Stored data
━━━━━━━━

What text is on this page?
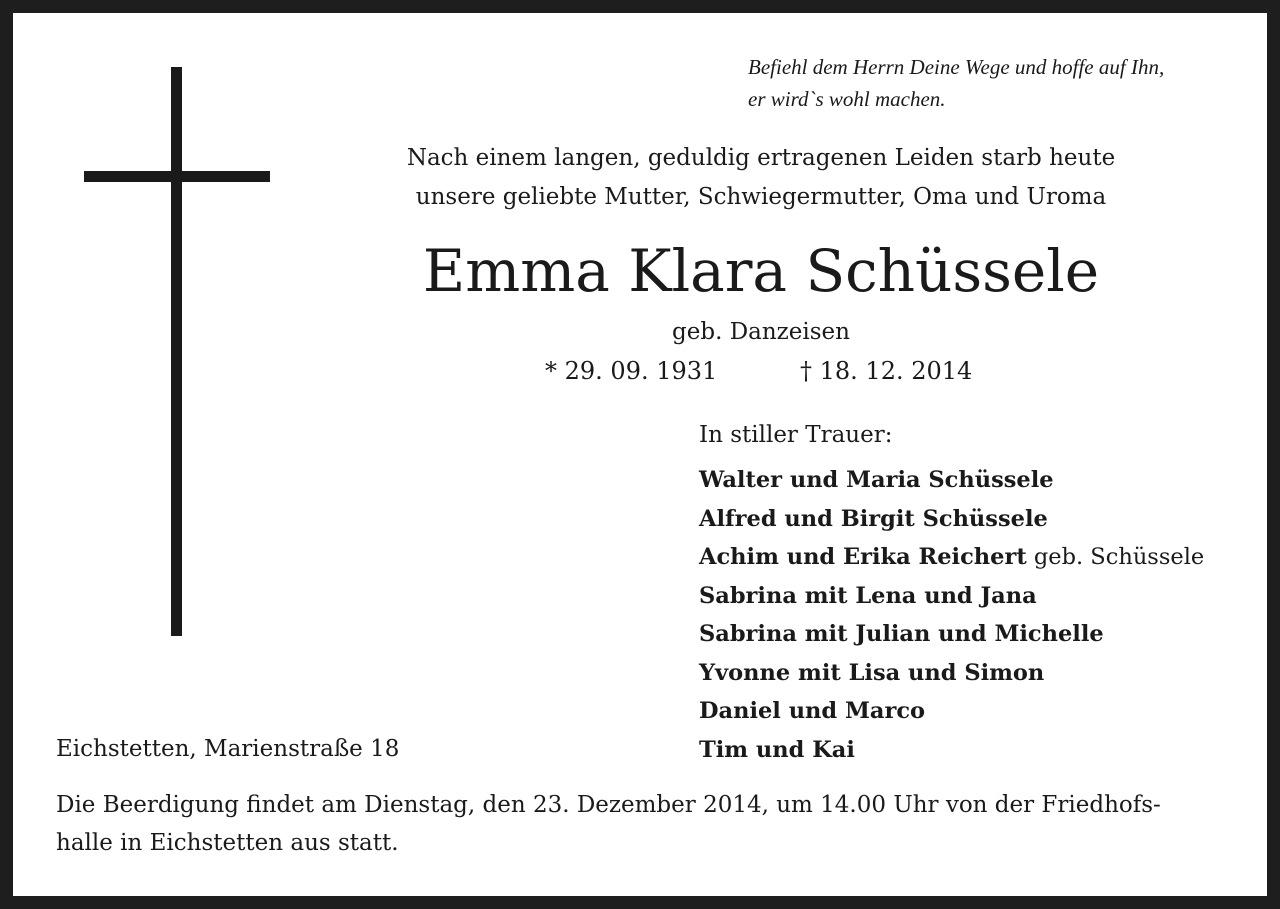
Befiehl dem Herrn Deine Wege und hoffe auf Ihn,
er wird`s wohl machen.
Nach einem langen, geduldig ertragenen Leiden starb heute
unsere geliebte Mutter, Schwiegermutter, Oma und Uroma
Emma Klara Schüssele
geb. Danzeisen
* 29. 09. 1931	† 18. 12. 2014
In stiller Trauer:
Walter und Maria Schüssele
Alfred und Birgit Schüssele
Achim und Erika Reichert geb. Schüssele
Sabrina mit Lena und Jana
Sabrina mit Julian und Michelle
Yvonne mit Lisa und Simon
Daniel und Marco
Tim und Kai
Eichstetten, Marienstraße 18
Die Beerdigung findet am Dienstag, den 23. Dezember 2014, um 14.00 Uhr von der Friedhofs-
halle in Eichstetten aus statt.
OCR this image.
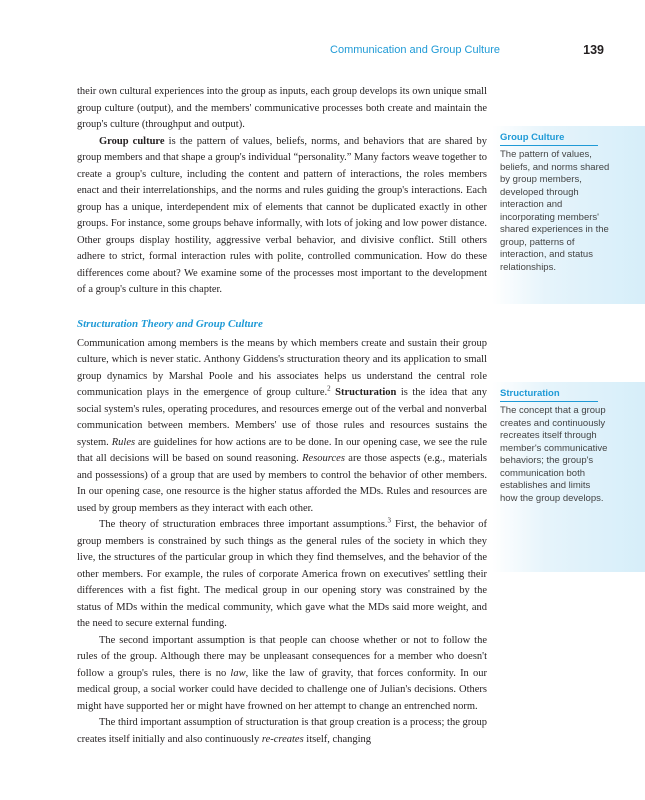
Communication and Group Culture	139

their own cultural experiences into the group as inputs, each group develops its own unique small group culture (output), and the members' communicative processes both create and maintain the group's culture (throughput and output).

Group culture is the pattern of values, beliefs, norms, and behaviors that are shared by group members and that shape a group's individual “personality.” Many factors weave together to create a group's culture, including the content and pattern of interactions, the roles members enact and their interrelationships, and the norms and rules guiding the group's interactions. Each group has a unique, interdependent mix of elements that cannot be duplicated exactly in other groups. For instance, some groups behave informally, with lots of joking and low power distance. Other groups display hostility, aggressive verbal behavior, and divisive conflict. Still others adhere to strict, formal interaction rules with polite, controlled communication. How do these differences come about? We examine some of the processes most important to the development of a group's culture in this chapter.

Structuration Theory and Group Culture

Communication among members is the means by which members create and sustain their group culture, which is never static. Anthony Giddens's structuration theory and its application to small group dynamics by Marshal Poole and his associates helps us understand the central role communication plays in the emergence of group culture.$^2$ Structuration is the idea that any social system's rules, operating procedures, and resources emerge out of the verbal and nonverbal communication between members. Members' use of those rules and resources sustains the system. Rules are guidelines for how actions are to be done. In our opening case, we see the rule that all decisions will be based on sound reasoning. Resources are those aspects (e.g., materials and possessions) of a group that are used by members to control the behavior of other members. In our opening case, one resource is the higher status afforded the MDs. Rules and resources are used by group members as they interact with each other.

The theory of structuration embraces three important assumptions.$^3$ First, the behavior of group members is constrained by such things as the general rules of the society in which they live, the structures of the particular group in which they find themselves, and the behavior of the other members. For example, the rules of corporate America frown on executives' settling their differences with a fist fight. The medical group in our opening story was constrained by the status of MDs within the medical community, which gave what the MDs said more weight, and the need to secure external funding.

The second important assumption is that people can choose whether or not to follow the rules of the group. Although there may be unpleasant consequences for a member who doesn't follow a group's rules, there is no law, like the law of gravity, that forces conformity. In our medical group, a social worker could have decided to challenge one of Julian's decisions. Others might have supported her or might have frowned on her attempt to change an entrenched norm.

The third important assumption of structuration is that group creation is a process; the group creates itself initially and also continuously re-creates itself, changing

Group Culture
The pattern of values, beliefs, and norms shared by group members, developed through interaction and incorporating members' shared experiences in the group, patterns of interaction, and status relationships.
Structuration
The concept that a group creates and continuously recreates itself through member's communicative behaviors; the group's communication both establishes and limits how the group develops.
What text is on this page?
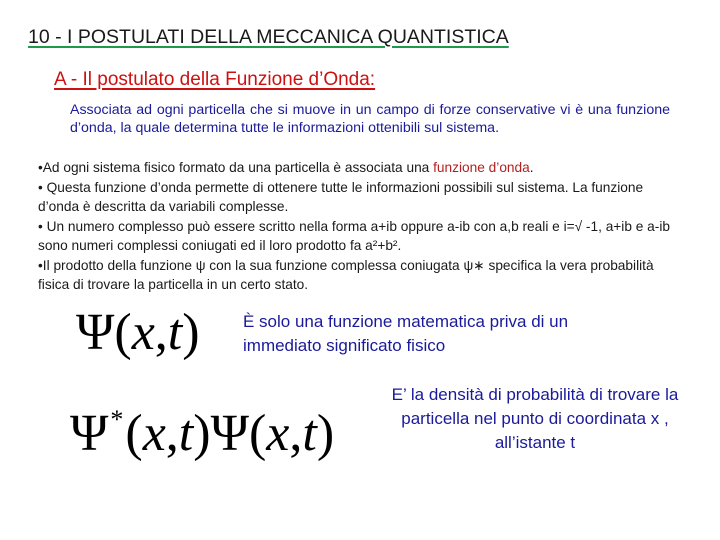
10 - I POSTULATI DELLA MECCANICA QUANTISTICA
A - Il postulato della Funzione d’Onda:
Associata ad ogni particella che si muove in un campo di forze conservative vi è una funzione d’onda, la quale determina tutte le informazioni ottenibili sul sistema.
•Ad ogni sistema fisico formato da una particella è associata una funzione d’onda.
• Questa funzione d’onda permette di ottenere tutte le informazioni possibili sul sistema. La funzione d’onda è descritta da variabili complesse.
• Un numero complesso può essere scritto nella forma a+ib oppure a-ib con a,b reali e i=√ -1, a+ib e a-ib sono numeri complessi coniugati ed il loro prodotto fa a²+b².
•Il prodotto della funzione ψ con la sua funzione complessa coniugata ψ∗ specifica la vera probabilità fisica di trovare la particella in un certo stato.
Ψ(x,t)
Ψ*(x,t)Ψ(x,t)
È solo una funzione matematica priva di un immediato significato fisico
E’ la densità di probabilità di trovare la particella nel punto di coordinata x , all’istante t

━━━━━━━━

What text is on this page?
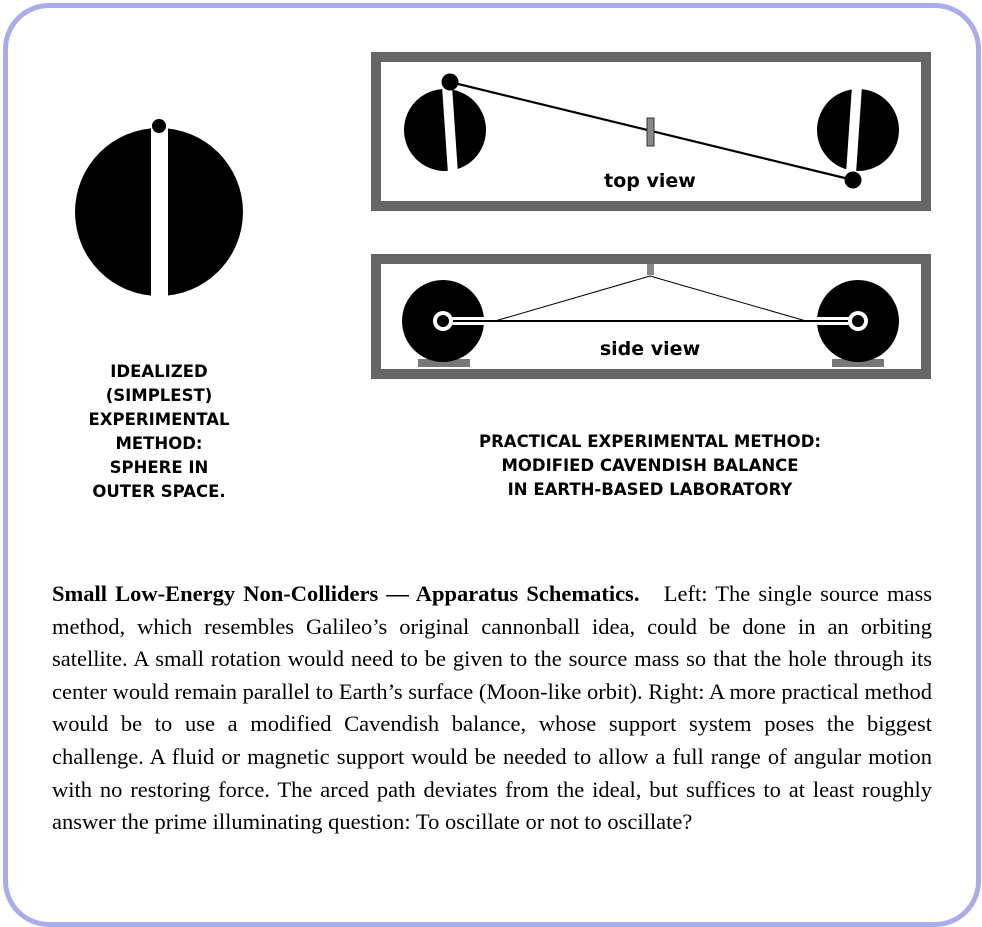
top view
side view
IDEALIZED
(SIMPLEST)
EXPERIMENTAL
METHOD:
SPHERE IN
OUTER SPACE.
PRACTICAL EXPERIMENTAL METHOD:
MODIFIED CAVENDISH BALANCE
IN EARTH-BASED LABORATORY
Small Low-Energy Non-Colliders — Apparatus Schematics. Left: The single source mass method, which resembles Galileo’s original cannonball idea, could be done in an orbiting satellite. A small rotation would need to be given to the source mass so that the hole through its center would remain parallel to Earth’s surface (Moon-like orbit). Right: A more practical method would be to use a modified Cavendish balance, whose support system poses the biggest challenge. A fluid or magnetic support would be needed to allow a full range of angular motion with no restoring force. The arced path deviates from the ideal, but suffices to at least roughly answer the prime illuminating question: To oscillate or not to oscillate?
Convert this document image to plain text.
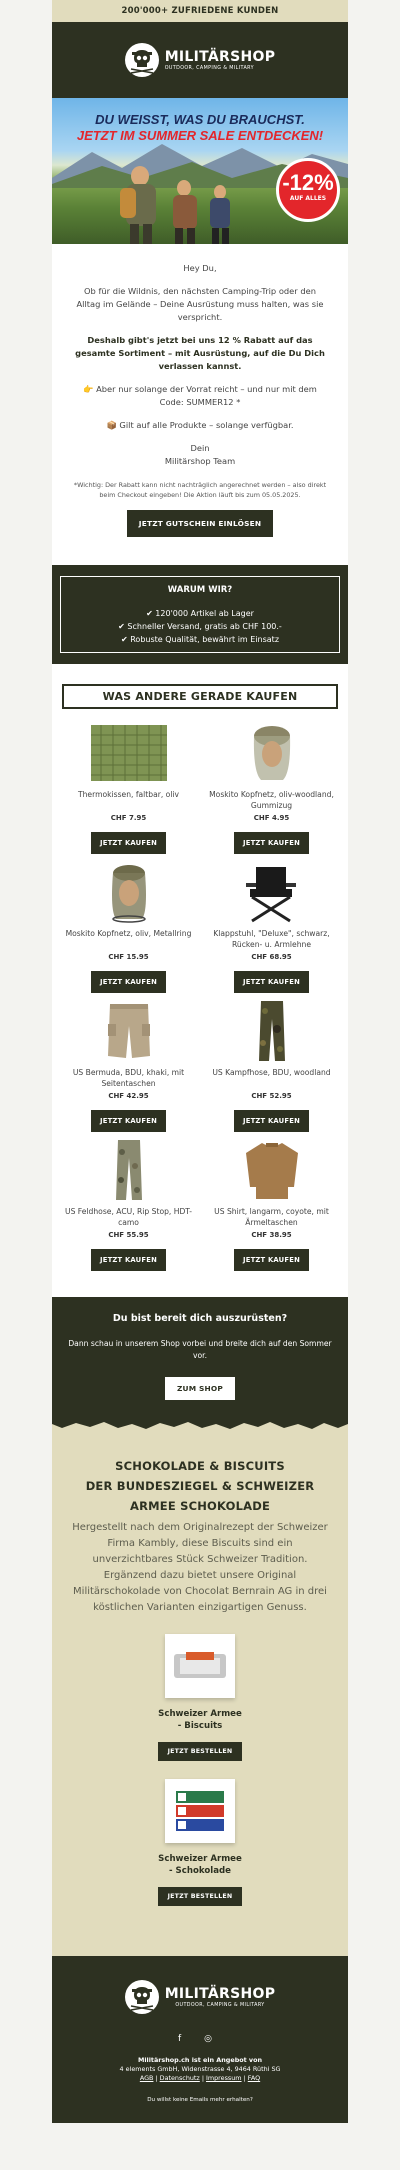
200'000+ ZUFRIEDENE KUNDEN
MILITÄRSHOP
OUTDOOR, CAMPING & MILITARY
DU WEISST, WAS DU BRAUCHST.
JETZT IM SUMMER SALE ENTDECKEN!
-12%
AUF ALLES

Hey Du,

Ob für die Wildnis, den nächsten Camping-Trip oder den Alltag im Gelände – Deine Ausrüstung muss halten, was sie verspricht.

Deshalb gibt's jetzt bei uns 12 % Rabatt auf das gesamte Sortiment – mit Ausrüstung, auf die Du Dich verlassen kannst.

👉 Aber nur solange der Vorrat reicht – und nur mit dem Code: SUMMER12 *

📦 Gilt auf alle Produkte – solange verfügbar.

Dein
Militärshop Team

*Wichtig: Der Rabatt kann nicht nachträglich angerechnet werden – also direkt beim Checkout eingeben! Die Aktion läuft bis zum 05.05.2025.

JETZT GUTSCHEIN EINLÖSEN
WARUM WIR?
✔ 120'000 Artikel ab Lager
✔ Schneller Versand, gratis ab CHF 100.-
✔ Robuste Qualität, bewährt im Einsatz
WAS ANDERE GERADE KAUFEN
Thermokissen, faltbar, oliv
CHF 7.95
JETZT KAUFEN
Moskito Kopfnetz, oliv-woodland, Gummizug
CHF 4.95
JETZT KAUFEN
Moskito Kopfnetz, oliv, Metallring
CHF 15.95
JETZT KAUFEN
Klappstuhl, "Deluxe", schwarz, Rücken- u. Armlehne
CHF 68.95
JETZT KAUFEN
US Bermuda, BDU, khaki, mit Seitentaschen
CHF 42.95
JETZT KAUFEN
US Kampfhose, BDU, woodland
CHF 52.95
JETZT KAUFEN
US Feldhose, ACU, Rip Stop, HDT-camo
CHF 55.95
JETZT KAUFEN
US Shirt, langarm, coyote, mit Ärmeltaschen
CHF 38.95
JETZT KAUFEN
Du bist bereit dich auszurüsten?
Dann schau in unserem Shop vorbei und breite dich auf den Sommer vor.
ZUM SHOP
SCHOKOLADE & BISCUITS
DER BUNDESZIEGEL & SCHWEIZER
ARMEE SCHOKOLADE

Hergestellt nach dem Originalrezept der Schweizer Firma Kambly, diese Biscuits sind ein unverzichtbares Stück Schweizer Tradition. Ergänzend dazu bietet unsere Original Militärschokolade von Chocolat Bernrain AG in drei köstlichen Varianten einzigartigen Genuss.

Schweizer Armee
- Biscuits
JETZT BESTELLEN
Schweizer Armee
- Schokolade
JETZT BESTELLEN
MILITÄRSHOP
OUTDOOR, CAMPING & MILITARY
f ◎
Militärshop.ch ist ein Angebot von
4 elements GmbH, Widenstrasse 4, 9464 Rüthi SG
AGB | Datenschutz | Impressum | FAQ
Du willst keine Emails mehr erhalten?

━━━━━━━━

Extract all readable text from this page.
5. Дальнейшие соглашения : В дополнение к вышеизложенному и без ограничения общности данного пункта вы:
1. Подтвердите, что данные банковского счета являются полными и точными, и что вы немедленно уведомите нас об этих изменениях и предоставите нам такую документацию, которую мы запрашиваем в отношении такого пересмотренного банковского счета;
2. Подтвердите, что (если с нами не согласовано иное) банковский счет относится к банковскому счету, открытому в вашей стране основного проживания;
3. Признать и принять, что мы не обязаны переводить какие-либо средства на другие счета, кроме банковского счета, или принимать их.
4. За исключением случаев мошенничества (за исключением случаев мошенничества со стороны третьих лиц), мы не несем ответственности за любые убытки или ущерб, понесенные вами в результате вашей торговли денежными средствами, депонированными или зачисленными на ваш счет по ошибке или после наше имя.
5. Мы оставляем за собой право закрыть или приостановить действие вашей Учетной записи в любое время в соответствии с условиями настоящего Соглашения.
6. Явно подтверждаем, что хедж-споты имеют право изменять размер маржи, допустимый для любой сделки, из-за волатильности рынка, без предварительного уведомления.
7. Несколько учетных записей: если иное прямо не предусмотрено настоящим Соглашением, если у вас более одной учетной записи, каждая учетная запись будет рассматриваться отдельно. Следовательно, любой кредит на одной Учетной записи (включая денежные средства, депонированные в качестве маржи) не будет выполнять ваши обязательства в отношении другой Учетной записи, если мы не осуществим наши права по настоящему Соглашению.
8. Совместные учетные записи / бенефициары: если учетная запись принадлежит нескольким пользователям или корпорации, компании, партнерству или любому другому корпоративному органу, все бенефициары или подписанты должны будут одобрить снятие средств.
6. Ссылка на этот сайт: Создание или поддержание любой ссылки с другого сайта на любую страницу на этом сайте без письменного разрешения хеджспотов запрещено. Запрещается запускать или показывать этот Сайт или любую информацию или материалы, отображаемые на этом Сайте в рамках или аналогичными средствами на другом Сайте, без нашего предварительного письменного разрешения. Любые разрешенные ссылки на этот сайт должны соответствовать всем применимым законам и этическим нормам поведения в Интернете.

━━━━━━━━

From the entries above, return each line with the word "Kopfnetz" in it.

Moskito Kopfnetz, oliv-woodland, Gummizug
Moskito Kopfnetz, oliv, Metallring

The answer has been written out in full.